The records are to be restated in their entirety, word for word.

--- begin WORKING DATA ---

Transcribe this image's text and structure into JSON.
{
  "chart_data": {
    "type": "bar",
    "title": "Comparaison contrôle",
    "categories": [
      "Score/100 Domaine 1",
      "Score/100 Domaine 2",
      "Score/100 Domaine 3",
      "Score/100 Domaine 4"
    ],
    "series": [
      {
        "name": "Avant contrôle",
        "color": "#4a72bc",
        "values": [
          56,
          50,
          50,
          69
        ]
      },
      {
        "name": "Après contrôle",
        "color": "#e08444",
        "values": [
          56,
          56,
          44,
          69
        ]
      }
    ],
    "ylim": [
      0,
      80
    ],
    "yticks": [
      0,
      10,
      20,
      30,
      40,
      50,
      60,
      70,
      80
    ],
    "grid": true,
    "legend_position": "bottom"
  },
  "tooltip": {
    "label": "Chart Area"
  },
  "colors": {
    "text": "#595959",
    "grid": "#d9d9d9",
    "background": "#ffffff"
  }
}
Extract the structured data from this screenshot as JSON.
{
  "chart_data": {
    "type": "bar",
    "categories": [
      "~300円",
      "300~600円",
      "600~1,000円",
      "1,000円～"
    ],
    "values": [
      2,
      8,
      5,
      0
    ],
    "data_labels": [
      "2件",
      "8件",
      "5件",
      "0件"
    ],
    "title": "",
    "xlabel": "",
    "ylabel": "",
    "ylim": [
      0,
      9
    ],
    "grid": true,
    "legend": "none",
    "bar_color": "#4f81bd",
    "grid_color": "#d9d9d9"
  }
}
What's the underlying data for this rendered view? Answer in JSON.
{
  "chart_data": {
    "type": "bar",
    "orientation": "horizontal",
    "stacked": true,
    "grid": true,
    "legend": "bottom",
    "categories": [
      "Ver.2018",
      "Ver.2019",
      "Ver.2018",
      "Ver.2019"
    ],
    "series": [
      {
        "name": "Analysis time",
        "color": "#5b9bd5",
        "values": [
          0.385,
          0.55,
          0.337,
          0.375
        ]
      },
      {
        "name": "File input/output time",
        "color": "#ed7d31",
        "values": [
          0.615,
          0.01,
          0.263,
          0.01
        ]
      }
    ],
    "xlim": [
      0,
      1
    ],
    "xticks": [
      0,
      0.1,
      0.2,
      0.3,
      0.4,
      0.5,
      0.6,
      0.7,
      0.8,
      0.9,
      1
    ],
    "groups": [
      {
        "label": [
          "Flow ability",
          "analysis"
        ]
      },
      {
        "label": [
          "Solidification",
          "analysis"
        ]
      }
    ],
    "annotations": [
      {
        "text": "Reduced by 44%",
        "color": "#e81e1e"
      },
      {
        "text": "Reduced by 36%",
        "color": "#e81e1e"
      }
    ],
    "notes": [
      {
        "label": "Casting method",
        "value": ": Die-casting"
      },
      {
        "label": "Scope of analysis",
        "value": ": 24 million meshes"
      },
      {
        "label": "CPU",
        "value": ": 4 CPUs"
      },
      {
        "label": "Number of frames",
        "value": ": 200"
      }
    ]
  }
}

--- end WORKING DATA ---

### FULL ANSWER
Transcribe this image's text and structure into JSON.
{
  "chart_data": {
    "type": "bar",
    "title": "Comparaison contrôle",
    "categories": [
      "Score/100 Domaine 1",
      "Score/100 Domaine 2",
      "Score/100 Domaine 3",
      "Score/100 Domaine 4"
    ],
    "series": [
      {
        "name": "Avant contrôle",
        "color": "#4a72bc",
        "values": [
          56,
          50,
          50,
          69
        ]
      },
      {
        "name": "Après contrôle",
        "color": "#e08444",
        "values": [
          56,
          56,
          44,
          69
        ]
      }
    ],
    "ylim": [
      0,
      80
    ],
    "yticks": [
      0,
      10,
      20,
      30,
      40,
      50,
      60,
      70,
      80
    ],
    "grid": true,
    "legend_position": "bottom"
  },
  "tooltip": {
    "label": "Chart Area"
  },
  "colors": {
    "text": "#595959",
    "grid": "#d9d9d9",
    "background": "#ffffff"
  }
}
Extract the structured data from this screenshot as JSON.
{
  "chart_data": {
    "type": "bar",
    "categories": [
      "~300円",
      "300~600円",
      "600~1,000円",
      "1,000円～"
    ],
    "values": [
      2,
      8,
      5,
      0
    ],
    "data_labels": [
      "2件",
      "8件",
      "5件",
      "0件"
    ],
    "title": "",
    "xlabel": "",
    "ylabel": "",
    "ylim": [
      0,
      9
    ],
    "grid": true,
    "legend": "none",
    "bar_color": "#4f81bd",
    "grid_color": "#d9d9d9"
  }
}
What's the underlying data for this rendered view? Answer in JSON.
{
  "chart_data": {
    "type": "bar",
    "orientation": "horizontal",
    "stacked": true,
    "grid": true,
    "legend": "bottom",
    "categories": [
      "Ver.2018",
      "Ver.2019",
      "Ver.2018",
      "Ver.2019"
    ],
    "series": [
      {
        "name": "Analysis time",
        "color": "#5b9bd5",
        "values": [
          0.385,
          0.55,
          0.337,
          0.375
        ]
      },
      {
        "name": "File input/output time",
        "color": "#ed7d31",
        "values": [
          0.615,
          0.01,
          0.263,
          0.01
        ]
      }
    ],
    "xlim": [
      0,
      1
    ],
    "xticks": [
      0,
      0.1,
      0.2,
      0.3,
      0.4,
      0.5,
      0.6,
      0.7,
      0.8,
      0.9,
      1
    ],
    "groups": [
      {
        "label": [
          "Flow ability",
          "analysis"
        ]
      },
      {
        "label": [
          "Solidification",
          "analysis"
        ]
      }
    ],
    "annotations": [
      {
        "text": "Reduced by 44%",
        "color": "#e81e1e"
      },
      {
        "text": "Reduced by 36%",
        "color": "#e81e1e"
      }
    ],
    "notes": [
      {
        "label": "Casting method",
        "value": ": Die-casting"
      },
      {
        "label": "Scope of analysis",
        "value": ": 24 million meshes"
      },
      {
        "label": "CPU",
        "value": ": 4 CPUs"
      },
      {
        "label": "Number of frames",
        "value": ": 200"
      }
    ]
  }
}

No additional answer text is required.